Dataset entries:
● ● ● ● ● ● ●

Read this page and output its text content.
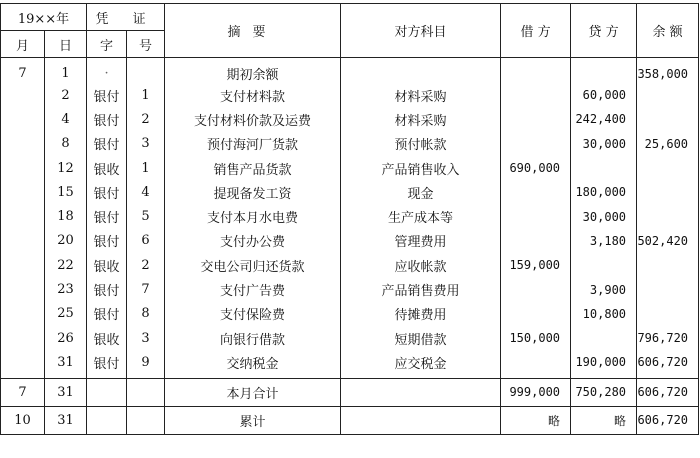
19××年		凭 证		摘要	对方科目	借 方	贷 方	余 额
月	日	字	号					
7	1	·		期初余额				358,000
	2	银付	1	支付材料款	材料采购		60,000	
	4	银付	2	支付材料价款及运费	材料采购		242,400	
	8	银付	3	预付海河厂货款	预付帐款		30,000	25,600
	12	银收	1	销售产品货款	产品销售收入	690,000		
	15	银付	4	提现备发工资	现金		180,000	
	18	银付	5	支付本月水电费	生产成本等		30,000	
	20	银付	6	支付办公费	管理费用		3,180	502,420
	22	银收	2	交电公司归还货款	应收帐款	159,000		
	23	银付	7	支付广告费	产品销售费用		3,900	
	25	银付	8	支付保险费	待摊费用		10,800	
	26	银收	3	向银行借款	短期借款	150,000		796,720
	31	银付	9	交纳税金	应交税金		190,000	606,720
7	31			本月合计		999,000	750,280	606,720
10	31			累计		略	略	606,720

● ● ● ● ● ● ●

Written exercise: Above are the records. Copy every line in them holding "材料采购".

The output:
	2	银付	1	支付材料款	材料采购		60,000	
	4	银付	2	支付材料价款及运费	材料采购		242,400	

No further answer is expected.